◆ **Figure record extracts**
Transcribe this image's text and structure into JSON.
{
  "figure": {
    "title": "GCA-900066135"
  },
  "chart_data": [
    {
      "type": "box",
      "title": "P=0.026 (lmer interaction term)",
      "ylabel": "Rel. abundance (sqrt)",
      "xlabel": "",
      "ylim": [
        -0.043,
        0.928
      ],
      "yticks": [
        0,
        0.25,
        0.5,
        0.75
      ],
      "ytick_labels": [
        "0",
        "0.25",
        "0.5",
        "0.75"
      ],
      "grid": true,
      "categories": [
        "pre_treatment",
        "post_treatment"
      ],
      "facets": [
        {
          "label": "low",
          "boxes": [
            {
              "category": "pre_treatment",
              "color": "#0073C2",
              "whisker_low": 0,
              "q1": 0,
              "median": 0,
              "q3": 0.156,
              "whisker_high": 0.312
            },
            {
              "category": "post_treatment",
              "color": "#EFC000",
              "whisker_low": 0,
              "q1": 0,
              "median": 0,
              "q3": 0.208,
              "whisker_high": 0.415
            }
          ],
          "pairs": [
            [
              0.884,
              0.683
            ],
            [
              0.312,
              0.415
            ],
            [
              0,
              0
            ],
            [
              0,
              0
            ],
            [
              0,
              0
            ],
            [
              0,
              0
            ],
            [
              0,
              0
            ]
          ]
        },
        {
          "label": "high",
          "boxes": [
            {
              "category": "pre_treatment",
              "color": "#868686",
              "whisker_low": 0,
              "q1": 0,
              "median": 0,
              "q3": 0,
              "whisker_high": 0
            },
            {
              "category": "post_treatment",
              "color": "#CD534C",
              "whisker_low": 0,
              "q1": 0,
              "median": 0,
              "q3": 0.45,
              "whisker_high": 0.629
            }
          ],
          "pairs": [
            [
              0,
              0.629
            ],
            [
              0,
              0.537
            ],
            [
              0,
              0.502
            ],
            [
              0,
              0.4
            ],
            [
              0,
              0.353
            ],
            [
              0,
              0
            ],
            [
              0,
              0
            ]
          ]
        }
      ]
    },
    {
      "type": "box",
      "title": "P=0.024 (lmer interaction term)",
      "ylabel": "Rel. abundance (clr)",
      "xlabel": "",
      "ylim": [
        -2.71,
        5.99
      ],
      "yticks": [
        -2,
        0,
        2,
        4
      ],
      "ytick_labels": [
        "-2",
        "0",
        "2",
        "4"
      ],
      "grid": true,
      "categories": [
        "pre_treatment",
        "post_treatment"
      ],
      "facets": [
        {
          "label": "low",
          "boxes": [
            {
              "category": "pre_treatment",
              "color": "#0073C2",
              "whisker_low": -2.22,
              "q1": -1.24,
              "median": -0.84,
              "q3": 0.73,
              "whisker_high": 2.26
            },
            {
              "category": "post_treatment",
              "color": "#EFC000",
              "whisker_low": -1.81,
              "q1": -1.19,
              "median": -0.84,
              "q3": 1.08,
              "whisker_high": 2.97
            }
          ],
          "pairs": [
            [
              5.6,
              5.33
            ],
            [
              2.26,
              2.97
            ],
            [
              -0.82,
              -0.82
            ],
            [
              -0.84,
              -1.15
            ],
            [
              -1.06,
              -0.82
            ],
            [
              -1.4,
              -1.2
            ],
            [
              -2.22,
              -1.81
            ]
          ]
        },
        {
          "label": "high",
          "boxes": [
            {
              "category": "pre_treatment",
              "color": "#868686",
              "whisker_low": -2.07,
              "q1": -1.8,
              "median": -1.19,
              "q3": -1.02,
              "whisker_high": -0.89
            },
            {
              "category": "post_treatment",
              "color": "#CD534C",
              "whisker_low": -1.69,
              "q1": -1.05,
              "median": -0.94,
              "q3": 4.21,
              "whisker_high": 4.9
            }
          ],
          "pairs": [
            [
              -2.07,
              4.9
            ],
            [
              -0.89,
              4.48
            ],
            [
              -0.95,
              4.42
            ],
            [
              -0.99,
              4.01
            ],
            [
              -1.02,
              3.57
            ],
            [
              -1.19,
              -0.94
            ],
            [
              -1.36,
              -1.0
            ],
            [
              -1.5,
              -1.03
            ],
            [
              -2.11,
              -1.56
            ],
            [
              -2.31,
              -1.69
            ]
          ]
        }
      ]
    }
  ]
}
==
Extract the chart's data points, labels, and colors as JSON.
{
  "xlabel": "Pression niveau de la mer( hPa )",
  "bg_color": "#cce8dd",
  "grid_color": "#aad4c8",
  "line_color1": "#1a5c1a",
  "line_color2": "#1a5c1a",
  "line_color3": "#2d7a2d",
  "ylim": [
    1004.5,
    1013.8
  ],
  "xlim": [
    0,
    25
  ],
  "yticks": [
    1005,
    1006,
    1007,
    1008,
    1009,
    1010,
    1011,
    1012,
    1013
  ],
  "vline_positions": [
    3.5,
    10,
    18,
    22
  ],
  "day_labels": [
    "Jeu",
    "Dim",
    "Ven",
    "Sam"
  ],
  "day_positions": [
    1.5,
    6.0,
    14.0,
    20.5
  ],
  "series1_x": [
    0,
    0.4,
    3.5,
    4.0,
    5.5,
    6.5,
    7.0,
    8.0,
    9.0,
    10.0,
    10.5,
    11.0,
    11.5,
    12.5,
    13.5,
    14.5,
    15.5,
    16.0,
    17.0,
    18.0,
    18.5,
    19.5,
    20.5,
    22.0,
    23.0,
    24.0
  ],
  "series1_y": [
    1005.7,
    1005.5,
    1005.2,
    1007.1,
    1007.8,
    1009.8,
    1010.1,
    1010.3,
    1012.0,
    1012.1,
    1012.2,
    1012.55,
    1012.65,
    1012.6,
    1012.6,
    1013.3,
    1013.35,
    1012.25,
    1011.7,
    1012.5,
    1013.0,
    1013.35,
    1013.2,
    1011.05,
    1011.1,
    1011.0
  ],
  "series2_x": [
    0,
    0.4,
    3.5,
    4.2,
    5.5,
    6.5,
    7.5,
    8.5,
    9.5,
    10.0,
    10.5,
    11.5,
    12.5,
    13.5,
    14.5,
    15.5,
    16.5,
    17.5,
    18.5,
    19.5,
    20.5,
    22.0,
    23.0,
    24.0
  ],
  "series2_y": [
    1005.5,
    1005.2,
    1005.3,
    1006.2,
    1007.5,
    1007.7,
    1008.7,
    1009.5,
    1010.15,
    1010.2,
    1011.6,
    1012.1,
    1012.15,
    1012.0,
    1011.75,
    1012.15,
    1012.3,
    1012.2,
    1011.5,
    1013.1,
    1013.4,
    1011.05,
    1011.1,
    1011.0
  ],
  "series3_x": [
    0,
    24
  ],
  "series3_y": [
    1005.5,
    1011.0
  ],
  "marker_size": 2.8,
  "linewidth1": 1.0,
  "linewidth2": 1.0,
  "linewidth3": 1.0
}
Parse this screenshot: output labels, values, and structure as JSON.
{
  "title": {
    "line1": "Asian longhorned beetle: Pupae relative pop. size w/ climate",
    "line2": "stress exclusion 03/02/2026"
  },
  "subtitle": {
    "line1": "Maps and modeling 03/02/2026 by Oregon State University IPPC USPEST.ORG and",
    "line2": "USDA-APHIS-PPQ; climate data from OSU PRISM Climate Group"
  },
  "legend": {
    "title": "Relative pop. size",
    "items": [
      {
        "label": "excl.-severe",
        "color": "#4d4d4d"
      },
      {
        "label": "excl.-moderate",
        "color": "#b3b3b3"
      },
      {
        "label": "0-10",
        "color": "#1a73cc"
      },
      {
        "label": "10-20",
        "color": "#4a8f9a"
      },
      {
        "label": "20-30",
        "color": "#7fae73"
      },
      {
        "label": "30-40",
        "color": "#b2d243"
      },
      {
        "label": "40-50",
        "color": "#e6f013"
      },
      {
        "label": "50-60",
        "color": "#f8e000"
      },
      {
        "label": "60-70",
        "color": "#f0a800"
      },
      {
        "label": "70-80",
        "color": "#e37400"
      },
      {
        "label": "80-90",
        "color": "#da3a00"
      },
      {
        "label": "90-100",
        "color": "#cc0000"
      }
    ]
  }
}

◆ **Exercise instructions**
Sift the material for lines with the string "term". Copy each one found.

◆ **Reply**
      "title": "P=0.026 (lmer interaction term)",
      "title": "P=0.024 (lmer interaction term)",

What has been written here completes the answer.